YOUR GOAL
Scan the listing below. Report each line that includes "partir".

Collected data:
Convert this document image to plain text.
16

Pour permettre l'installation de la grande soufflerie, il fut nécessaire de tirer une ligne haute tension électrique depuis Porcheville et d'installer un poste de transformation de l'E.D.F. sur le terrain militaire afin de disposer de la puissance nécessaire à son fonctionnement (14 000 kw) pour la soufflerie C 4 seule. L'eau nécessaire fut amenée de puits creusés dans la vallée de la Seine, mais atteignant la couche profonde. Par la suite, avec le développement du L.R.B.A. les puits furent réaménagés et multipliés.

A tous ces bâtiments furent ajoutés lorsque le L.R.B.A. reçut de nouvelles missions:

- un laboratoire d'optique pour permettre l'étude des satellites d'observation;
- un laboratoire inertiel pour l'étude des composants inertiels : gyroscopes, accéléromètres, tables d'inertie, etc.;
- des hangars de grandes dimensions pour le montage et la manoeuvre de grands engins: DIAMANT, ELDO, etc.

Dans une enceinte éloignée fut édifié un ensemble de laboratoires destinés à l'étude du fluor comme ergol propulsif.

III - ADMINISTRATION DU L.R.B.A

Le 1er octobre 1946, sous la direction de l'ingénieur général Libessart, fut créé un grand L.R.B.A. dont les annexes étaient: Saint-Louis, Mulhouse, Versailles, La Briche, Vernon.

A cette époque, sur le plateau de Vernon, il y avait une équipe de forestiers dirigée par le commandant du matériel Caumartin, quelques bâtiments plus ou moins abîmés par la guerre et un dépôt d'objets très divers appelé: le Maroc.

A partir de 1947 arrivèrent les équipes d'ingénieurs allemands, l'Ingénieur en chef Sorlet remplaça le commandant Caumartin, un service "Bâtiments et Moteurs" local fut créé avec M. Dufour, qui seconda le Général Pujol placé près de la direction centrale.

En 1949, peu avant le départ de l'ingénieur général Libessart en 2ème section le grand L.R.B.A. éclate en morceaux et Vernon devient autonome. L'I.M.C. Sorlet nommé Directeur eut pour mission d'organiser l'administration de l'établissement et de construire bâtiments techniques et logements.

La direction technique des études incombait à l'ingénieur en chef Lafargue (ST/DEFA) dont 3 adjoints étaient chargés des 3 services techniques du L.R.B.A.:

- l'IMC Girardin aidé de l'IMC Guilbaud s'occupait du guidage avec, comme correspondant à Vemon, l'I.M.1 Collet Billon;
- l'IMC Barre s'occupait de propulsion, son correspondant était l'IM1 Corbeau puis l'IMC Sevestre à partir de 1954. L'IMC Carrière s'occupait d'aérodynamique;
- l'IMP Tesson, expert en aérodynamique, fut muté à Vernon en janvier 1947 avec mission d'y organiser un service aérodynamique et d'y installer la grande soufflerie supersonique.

FULL SOLUTION
A partir de 1947 arrivèrent les équipes d'ingénieurs allemands, l'Ingénieur en chef Sorlet remplaça le commandant Caumartin, un service "Bâtiments et Moteurs" local fut créé avec M. Dufour, qui seconda le Général Pujol placé près de la direction centrale.
- l'IMC Barre s'occupait de propulsion, son correspondant était l'IM1 Corbeau puis l'IMC Sevestre à partir de 1954. L'IMC Carrière s'occupait d'aérodynamique;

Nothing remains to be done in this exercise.